## INSTRUCTION:
Extract the stretch of lines that starts at the line with "Extract the structured" and ends at the last line of the data below. Give it exactly, without pictures.

## STORED RECORDS:
+ + + +

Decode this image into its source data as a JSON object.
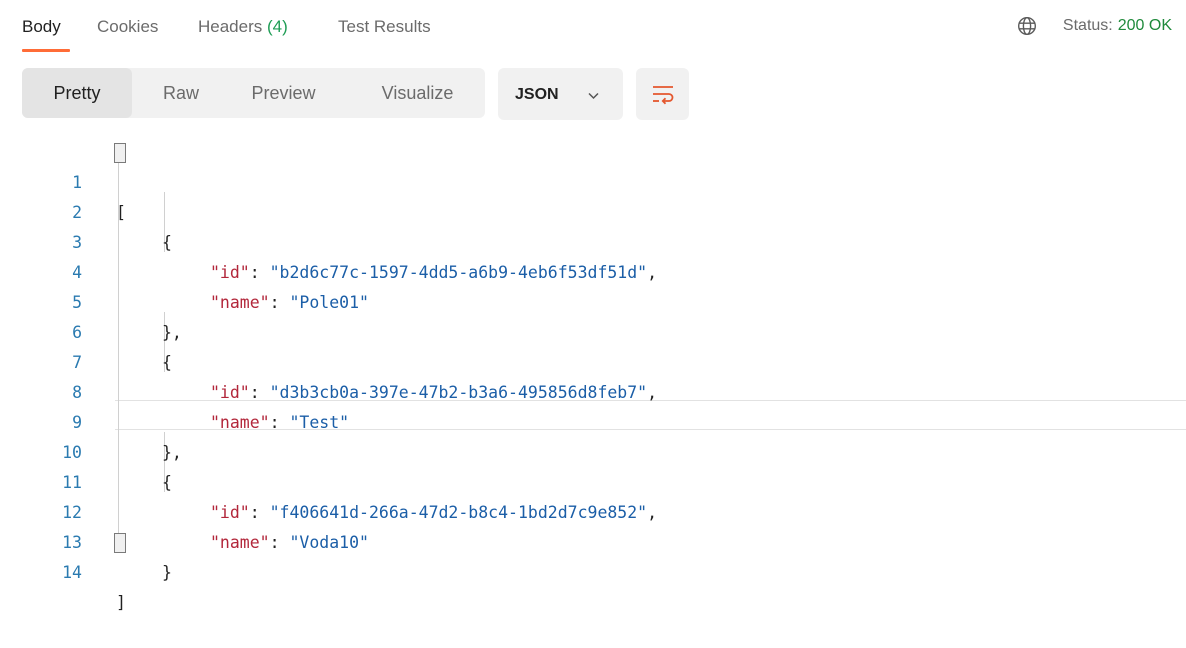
{
  "tabs": {
    "body": "Body",
    "cookies": "Cookies",
    "headers": "Headers",
    "headers_count": "(4)",
    "test_results": "Test Results"
  },
  "status": {
    "label": "Status:",
    "value": "200 OK",
    "globe_icon": "globe-icon"
  },
  "view_modes": {
    "pretty": "Pretty",
    "raw": "Raw",
    "preview": "Preview",
    "visualize": "Visualize",
    "selected": "Pretty"
  },
  "format_select": {
    "value": "JSON",
    "icon": "chevron-down-icon"
  },
  "wrap_button": {
    "icon": "wrap-lines-icon"
  },
  "colors": {
    "accent": "#ff6c37",
    "status_ok": "#1f8a3b",
    "json_key": "#b2263a",
    "json_string": "#1b5ea7",
    "line_number": "#2a7ab0"
  },
  "editor": {
    "lines": [
      {
        "n": "1",
        "text": "["
      },
      {
        "n": "2",
        "text": "{"
      },
      {
        "n": "3",
        "key": "\"id\"",
        "value": "\"b2d6c77c-1597-4dd5-a6b9-4eb6f53df51d\"",
        "trail": ","
      },
      {
        "n": "4",
        "key": "\"name\"",
        "value": "\"Pole01\"",
        "trail": ""
      },
      {
        "n": "5",
        "text": "},"
      },
      {
        "n": "6",
        "text": "{"
      },
      {
        "n": "7",
        "key": "\"id\"",
        "value": "\"d3b3cb0a-397e-47b2-b3a6-495856d8feb7\"",
        "trail": ","
      },
      {
        "n": "8",
        "key": "\"name\"",
        "value": "\"Test\"",
        "trail": ""
      },
      {
        "n": "9",
        "text": "},"
      },
      {
        "n": "10",
        "text": "{"
      },
      {
        "n": "11",
        "key": "\"id\"",
        "value": "\"f406641d-266a-47d2-b8c4-1bd2d7c9e852\"",
        "trail": ","
      },
      {
        "n": "12",
        "key": "\"name\"",
        "value": "\"Voda10\"",
        "trail": ""
      },
      {
        "n": "13",
        "text": "}"
      },
      {
        "n": "14",
        "text": "]"
      }
    ]
  }
}
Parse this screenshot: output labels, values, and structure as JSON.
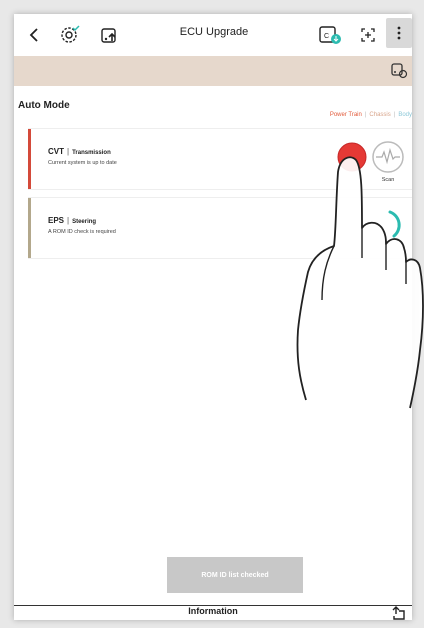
{
  "header": {
    "title": "ECU Upgrade",
    "icons": [
      "back-chevron-icon",
      "settings-check-icon",
      "vehicle-upload-icon",
      "ecu-chip-icon",
      "expand-icon",
      "more-vertical-icon"
    ]
  },
  "banner": {
    "icon": "vehicle-settings-icon"
  },
  "mode": {
    "title": "Auto Mode",
    "filters": [
      "Power Train",
      "Chassis",
      "Body"
    ],
    "separator": "|"
  },
  "cards": [
    {
      "name": "CVT",
      "category": "Transmission",
      "description": "Current system is up to date",
      "accent": "#d44a3a",
      "action": "Scan"
    },
    {
      "name": "EPS",
      "category": "Steering",
      "description": "A ROM ID check is required",
      "accent": "#b3a88c"
    }
  ],
  "rom_button": "ROM ID list checked",
  "footer": {
    "label": "Information",
    "icon": "upload-corner-icon"
  },
  "colors": {
    "accent_red": "#e53935",
    "teal": "#2bbbb0",
    "banner": "#e6d8cc",
    "button_disabled": "#c8c8c8"
  }
}
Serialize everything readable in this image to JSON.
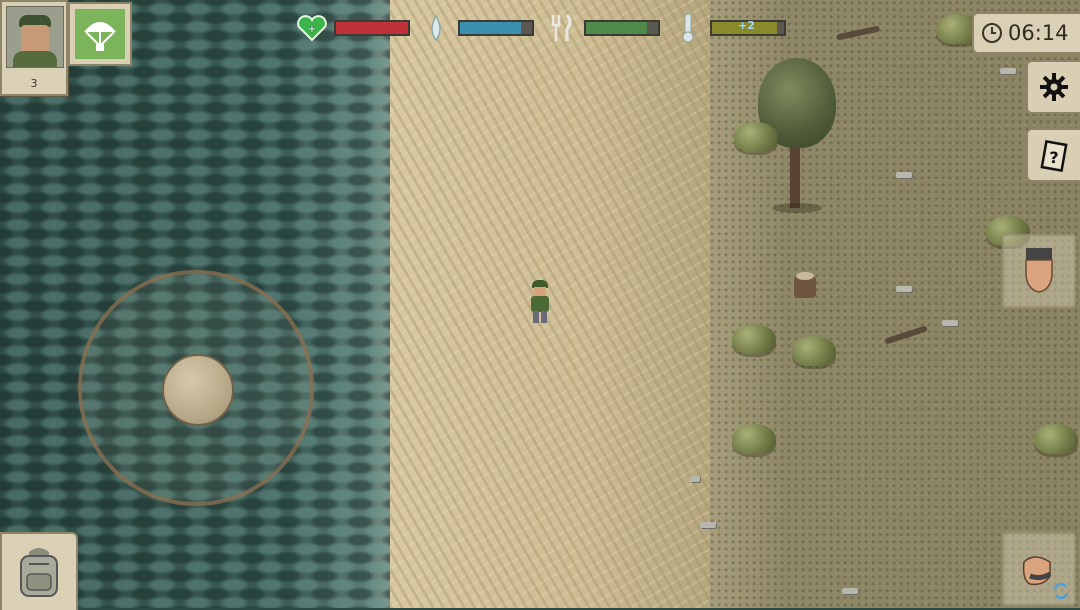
{
  "hud": {
    "player_level": "3",
    "clock_time": "06:14",
    "stats": {
      "health": {
        "icon": "heart-plus-icon",
        "fill_percent": 100,
        "color": "#c0323a"
      },
      "water": {
        "icon": "water-drop-icon",
        "fill_percent": 85,
        "color": "#3b8fb0"
      },
      "food": {
        "icon": "fork-knife-icon",
        "fill_percent": 85,
        "color": "#4e8a4a"
      },
      "temperature": {
        "icon": "thermometer-icon",
        "fill_percent": 90,
        "color": "#8a8a2a",
        "label": "+2"
      }
    }
  },
  "colors": {
    "water": "#3a5a54",
    "sand": "#d2c29a",
    "grass": "#8f8866",
    "panel": "#d9d0b6"
  }
}
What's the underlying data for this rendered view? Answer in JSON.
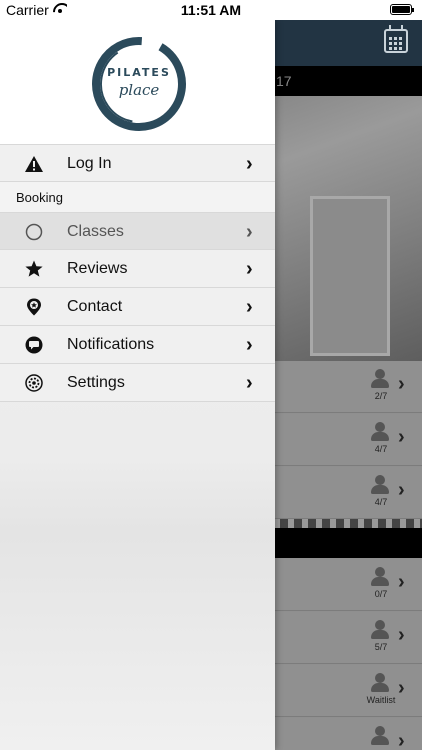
{
  "status_bar": {
    "carrier": "Carrier",
    "time": "11:51 AM"
  },
  "drawer": {
    "logo": {
      "line1": "PILATES",
      "line2": "place"
    },
    "items_top": [
      {
        "label": "Log In",
        "icon": "warning-icon"
      }
    ],
    "section_title": "Booking",
    "items": [
      {
        "label": "Classes",
        "icon": "circle-icon",
        "active": true
      },
      {
        "label": "Reviews",
        "icon": "star-icon"
      },
      {
        "label": "Contact",
        "icon": "location-pin-icon"
      },
      {
        "label": "Notifications",
        "icon": "chat-bubble-icon"
      },
      {
        "label": "Settings",
        "icon": "gear-icon"
      }
    ]
  },
  "background": {
    "date_bar_partial": "17",
    "rows": [
      {
        "count": "2/7"
      },
      {
        "count": "4/7"
      },
      {
        "count": "4/7"
      },
      {
        "count": "0/7"
      },
      {
        "count": "5/7"
      },
      {
        "count": "Waitlist"
      },
      {
        "count": ""
      }
    ]
  },
  "colors": {
    "navbar": "#223443",
    "brand": "#2b4a5b"
  }
}
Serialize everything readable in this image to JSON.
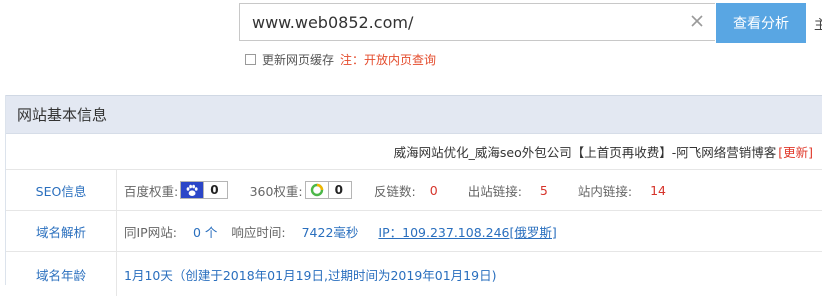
{
  "search": {
    "value": "www.web0852.com/",
    "button_label": "查看分析",
    "edge_text": "主"
  },
  "options": {
    "refresh_label": "更新网页缓存",
    "note_label": "注：开放内页查询"
  },
  "panel": {
    "title": "网站基本信息",
    "site_title": "威海网站优化_威海seo外包公司【上首页再收费】-阿飞网络营销博客",
    "update_label": "[更新]",
    "seo": {
      "label": "SEO信息",
      "baidu_label": "百度权重:",
      "baidu_value": "0",
      "so360_label": "360权重:",
      "so360_value": "0",
      "backlinks_label": "反链数:",
      "backlinks_value": "0",
      "outlinks_label": "出站链接:",
      "outlinks_value": "5",
      "inlinks_label": "站内链接:",
      "inlinks_value": "14"
    },
    "dns": {
      "label": "域名解析",
      "same_ip_label": "同IP网站:",
      "same_ip_value": "0 个",
      "response_label": "响应时间:",
      "response_value": "7422毫秒",
      "ip_link": "IP：109.237.108.246[俄罗斯]"
    },
    "domain_age": {
      "label": "域名年龄",
      "value": "1月10天（创建于2018年01月19日,过期时间为2019年01月19日)"
    }
  },
  "colors": {
    "accent": "#59a6e3",
    "header_bg": "#e3e8f2",
    "label_blue": "#2a6fbe",
    "value_red": "#d6342b"
  }
}
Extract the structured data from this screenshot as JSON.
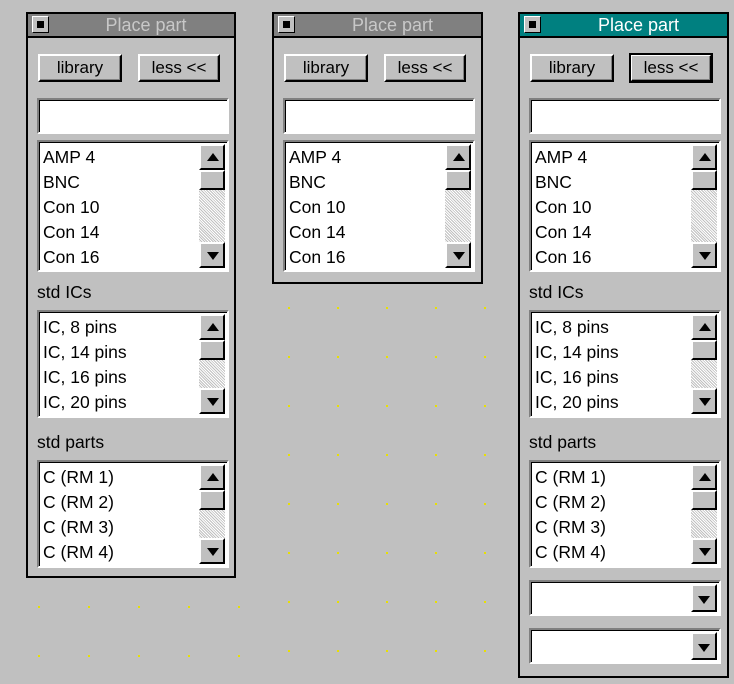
{
  "panels": [
    {
      "title": "Place part",
      "active": false,
      "library_label": "library",
      "less_label": "less <<",
      "search_value": "",
      "list1": [
        "AMP 4",
        "BNC",
        "Con 10",
        "Con 14",
        "Con 16"
      ],
      "section2_label": "std ICs",
      "list2": [
        "IC,  8 pins",
        "IC, 14 pins",
        "IC, 16 pins",
        "IC, 20 pins"
      ],
      "section3_label": "std parts",
      "list3": [
        "C (RM 1)",
        "C (RM 2)",
        "C (RM 3)",
        "C (RM 4)"
      ]
    },
    {
      "title": "Place part",
      "active": false,
      "library_label": "library",
      "less_label": "less <<",
      "search_value": "",
      "list1": [
        "AMP 4",
        "BNC",
        "Con 10",
        "Con 14",
        "Con 16"
      ]
    },
    {
      "title": "Place part",
      "active": true,
      "library_label": "library",
      "less_label": "less <<",
      "search_value": "",
      "list1": [
        "AMP 4",
        "BNC",
        "Con 10",
        "Con 14",
        "Con 16"
      ],
      "section2_label": "std ICs",
      "list2": [
        "IC,  8 pins",
        "IC, 14 pins",
        "IC, 16 pins",
        "IC, 20 pins"
      ],
      "section3_label": "std parts",
      "list3": [
        "C (RM 1)",
        "C (RM 2)",
        "C (RM 3)",
        "C (RM 4)"
      ],
      "combo1_value": "",
      "combo2_value": ""
    }
  ],
  "colors": {
    "active_title": "#008080",
    "inactive_title": "#808080",
    "background": "#c0c0c0",
    "grid_dot": "#e8e000"
  },
  "icons": [
    "system-menu-icon",
    "scroll-up-arrow-icon",
    "scroll-down-arrow-icon",
    "dropdown-arrow-icon"
  ]
}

+ + + +

## EXPECTED ANSWER:
Extract the structured data from this screenshot as JSON.
{
  "panels": [
    {
      "title": "Place part",
      "active": false,
      "library_label": "library",
      "less_label": "less <<",
      "search_value": "",
      "list1": [
        "AMP 4",
        "BNC",
        "Con 10",
        "Con 14",
        "Con 16"
      ],
      "section2_label": "std ICs",
      "list2": [
        "IC,  8 pins",
        "IC, 14 pins",
        "IC, 16 pins",
        "IC, 20 pins"
      ],
      "section3_label": "std parts",
      "list3": [
        "C (RM 1)",
        "C (RM 2)",
        "C (RM 3)",
        "C (RM 4)"
      ]
    },
    {
      "title": "Place part",
      "active": false,
      "library_label": "library",
      "less_label": "less <<",
      "search_value": "",
      "list1": [
        "AMP 4",
        "BNC",
        "Con 10",
        "Con 14",
        "Con 16"
      ]
    },
    {
      "title": "Place part",
      "active": true,
      "library_label": "library",
      "less_label": "less <<",
      "search_value": "",
      "list1": [
        "AMP 4",
        "BNC",
        "Con 10",
        "Con 14",
        "Con 16"
      ],
      "section2_label": "std ICs",
      "list2": [
        "IC,  8 pins",
        "IC, 14 pins",
        "IC, 16 pins",
        "IC, 20 pins"
      ],
      "section3_label": "std parts",
      "list3": [
        "C (RM 1)",
        "C (RM 2)",
        "C (RM 3)",
        "C (RM 4)"
      ],
      "combo1_value": "",
      "combo2_value": ""
    }
  ],
  "colors": {
    "active_title": "#008080",
    "inactive_title": "#808080",
    "background": "#c0c0c0",
    "grid_dot": "#e8e000"
  },
  "icons": [
    "system-menu-icon",
    "scroll-up-arrow-icon",
    "scroll-down-arrow-icon",
    "dropdown-arrow-icon"
  ]
}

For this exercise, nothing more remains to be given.